__TASK REQUIREMENTS__.
Leave the pictures out. Return all other data exactly.

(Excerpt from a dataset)
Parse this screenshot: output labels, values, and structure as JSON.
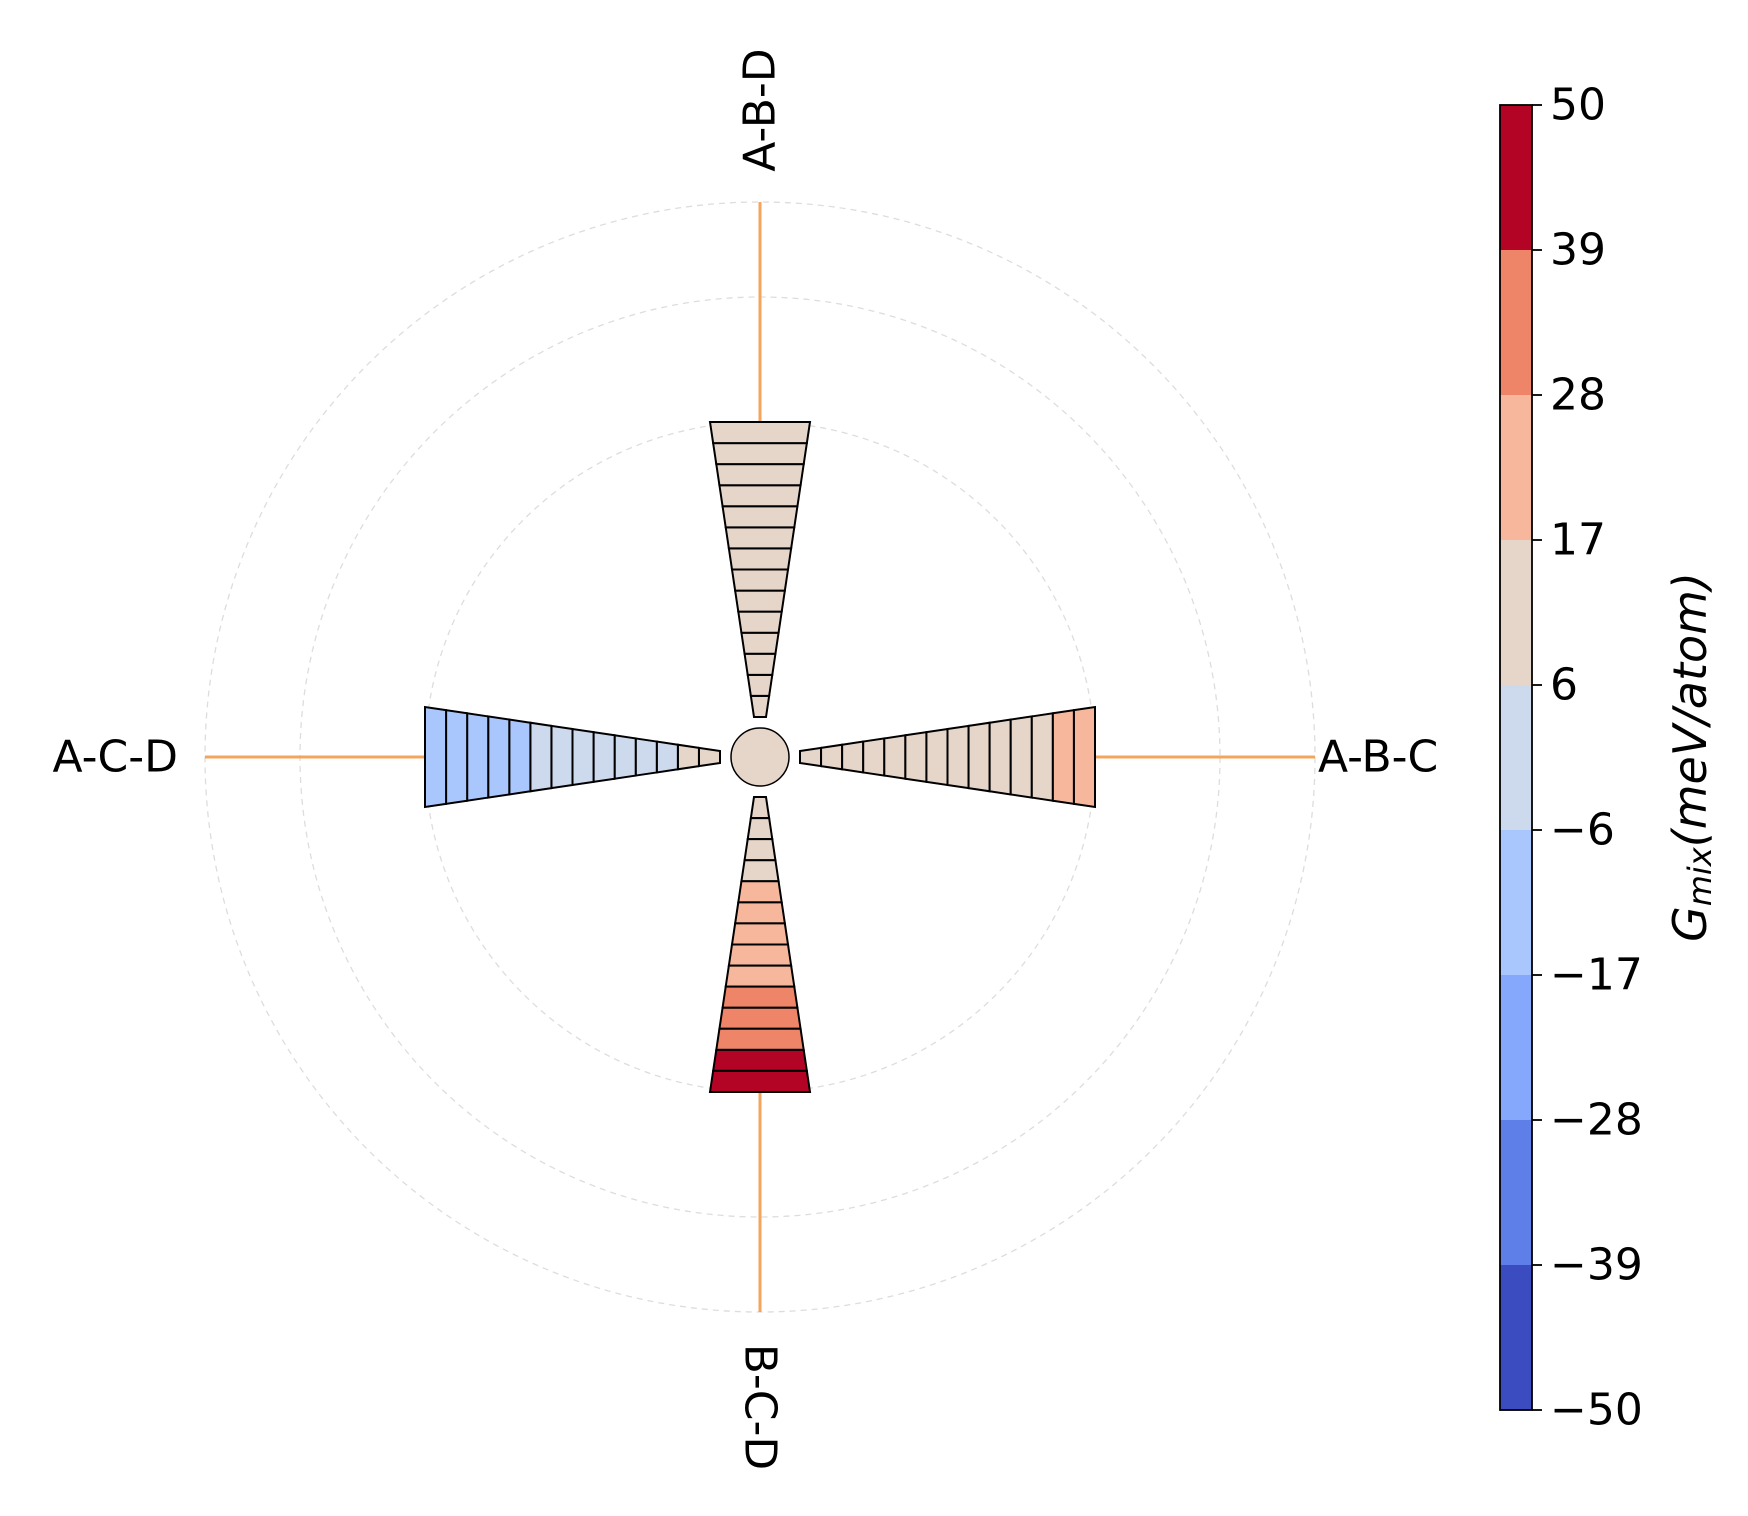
{
  "chart_data": {
    "type": "polar-bar",
    "directions": [
      {
        "label": "A-B-C",
        "angle": 0,
        "label_rotation": 0
      },
      {
        "label": "A-B-D",
        "angle": 90,
        "label_rotation": -90
      },
      {
        "label": "A-C-D",
        "angle": 180,
        "label_rotation": 0
      },
      {
        "label": "B-C-D",
        "angle": 270,
        "label_rotation": 90
      }
    ],
    "center_value": 12,
    "wedge_segments": 14,
    "values": {
      "A-B-C": [
        12,
        12,
        12,
        12,
        12,
        12,
        12,
        12,
        12,
        13,
        14,
        15,
        19,
        24
      ],
      "A-B-D": [
        12,
        12,
        12,
        12,
        12,
        12,
        12,
        12,
        12,
        12,
        12,
        12,
        12,
        12
      ],
      "A-C-D": [
        12,
        12,
        3,
        2,
        1,
        0,
        -1,
        -3,
        -5,
        -8,
        -9,
        -10,
        -11,
        -12
      ],
      "B-C-D": [
        12,
        12,
        12,
        13,
        18,
        20,
        22,
        24,
        26,
        30,
        32,
        36,
        48,
        49
      ]
    },
    "grid": "dashed concentric circles",
    "colorbar": {
      "label_main": "G",
      "label_sub": "mix",
      "label_unit": "(meV/atom)",
      "range": [
        -50,
        50
      ],
      "ticks": [
        "50",
        "39",
        "28",
        "17",
        "6",
        "−6",
        "−17",
        "−28",
        "−39",
        "−50"
      ],
      "colors_top_to_bottom": [
        "#b40426",
        "#ee8468",
        "#f6b79c",
        "#e6d5c9",
        "#cdd9ec",
        "#aac7fd",
        "#85a8fc",
        "#5f7fe8",
        "#3b4cc0"
      ]
    },
    "axis_line_color": "#f4a45c",
    "grid_color": "#dddddd"
  }
}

__TASK ANSWER__.
Parse this screenshot: output labels, values, and structure as JSON.
{
  "chart_data": {
    "type": "polar-bar",
    "directions": [
      {
        "label": "A-B-C",
        "angle": 0,
        "label_rotation": 0
      },
      {
        "label": "A-B-D",
        "angle": 90,
        "label_rotation": -90
      },
      {
        "label": "A-C-D",
        "angle": 180,
        "label_rotation": 0
      },
      {
        "label": "B-C-D",
        "angle": 270,
        "label_rotation": 90
      }
    ],
    "center_value": 12,
    "wedge_segments": 14,
    "values": {
      "A-B-C": [
        12,
        12,
        12,
        12,
        12,
        12,
        12,
        12,
        12,
        13,
        14,
        15,
        19,
        24
      ],
      "A-B-D": [
        12,
        12,
        12,
        12,
        12,
        12,
        12,
        12,
        12,
        12,
        12,
        12,
        12,
        12
      ],
      "A-C-D": [
        12,
        12,
        3,
        2,
        1,
        0,
        -1,
        -3,
        -5,
        -8,
        -9,
        -10,
        -11,
        -12
      ],
      "B-C-D": [
        12,
        12,
        12,
        13,
        18,
        20,
        22,
        24,
        26,
        30,
        32,
        36,
        48,
        49
      ]
    },
    "grid": "dashed concentric circles",
    "colorbar": {
      "label_main": "G",
      "label_sub": "mix",
      "label_unit": "(meV/atom)",
      "range": [
        -50,
        50
      ],
      "ticks": [
        "50",
        "39",
        "28",
        "17",
        "6",
        "−6",
        "−17",
        "−28",
        "−39",
        "−50"
      ],
      "colors_top_to_bottom": [
        "#b40426",
        "#ee8468",
        "#f6b79c",
        "#e6d5c9",
        "#cdd9ec",
        "#aac7fd",
        "#85a8fc",
        "#5f7fe8",
        "#3b4cc0"
      ]
    },
    "axis_line_color": "#f4a45c",
    "grid_color": "#dddddd"
  }
}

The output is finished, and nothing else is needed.